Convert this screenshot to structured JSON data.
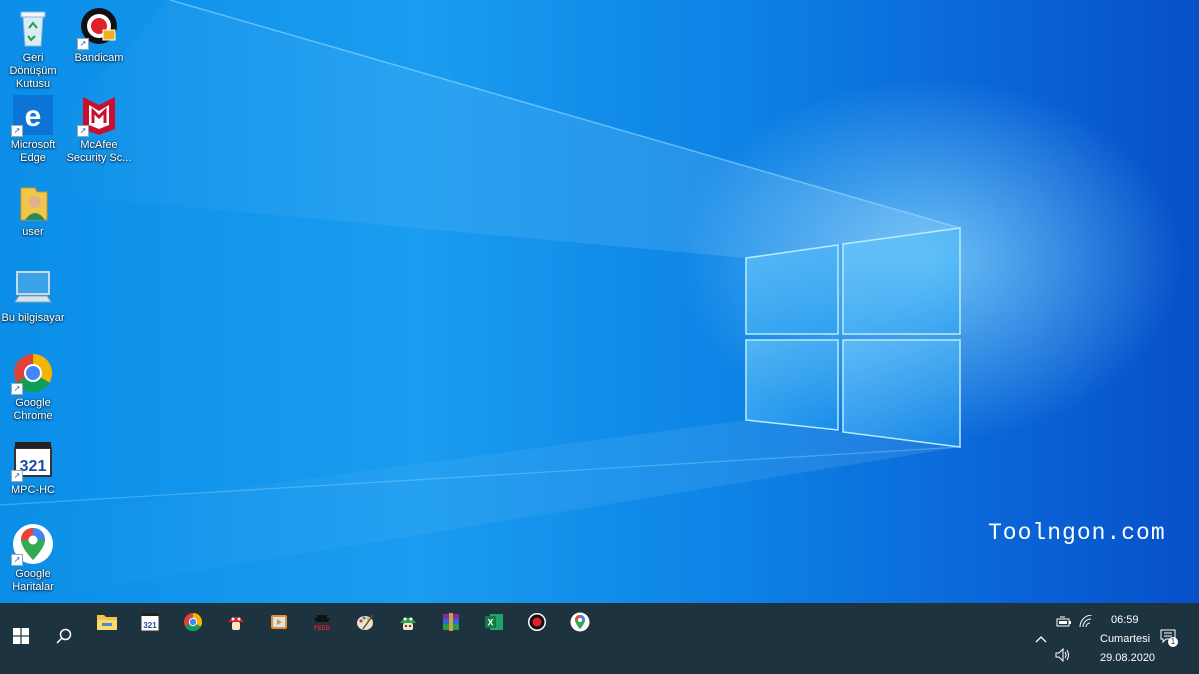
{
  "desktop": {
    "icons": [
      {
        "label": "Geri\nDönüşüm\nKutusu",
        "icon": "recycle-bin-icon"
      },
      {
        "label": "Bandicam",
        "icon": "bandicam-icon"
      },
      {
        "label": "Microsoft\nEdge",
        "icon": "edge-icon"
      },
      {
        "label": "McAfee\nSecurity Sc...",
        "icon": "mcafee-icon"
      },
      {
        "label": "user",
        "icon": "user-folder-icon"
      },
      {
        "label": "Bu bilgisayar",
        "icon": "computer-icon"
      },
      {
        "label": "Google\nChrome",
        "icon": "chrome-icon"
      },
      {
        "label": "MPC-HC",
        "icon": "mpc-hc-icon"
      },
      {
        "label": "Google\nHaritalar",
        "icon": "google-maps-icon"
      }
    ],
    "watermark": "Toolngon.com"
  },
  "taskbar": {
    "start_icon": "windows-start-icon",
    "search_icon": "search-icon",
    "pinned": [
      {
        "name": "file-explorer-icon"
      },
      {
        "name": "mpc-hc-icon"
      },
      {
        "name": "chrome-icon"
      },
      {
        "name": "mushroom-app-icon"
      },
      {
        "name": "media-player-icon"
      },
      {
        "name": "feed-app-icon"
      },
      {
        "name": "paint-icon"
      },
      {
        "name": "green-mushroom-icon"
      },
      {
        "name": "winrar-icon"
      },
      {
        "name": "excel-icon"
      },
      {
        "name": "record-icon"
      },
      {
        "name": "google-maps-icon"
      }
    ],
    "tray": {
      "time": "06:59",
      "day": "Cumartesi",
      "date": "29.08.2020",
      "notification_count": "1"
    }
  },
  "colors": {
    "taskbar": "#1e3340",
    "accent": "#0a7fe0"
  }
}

|---|

To do:
Tally the lines in the entries above that hold the word "mushroom". Reply with nothing but that count.

Task output:
2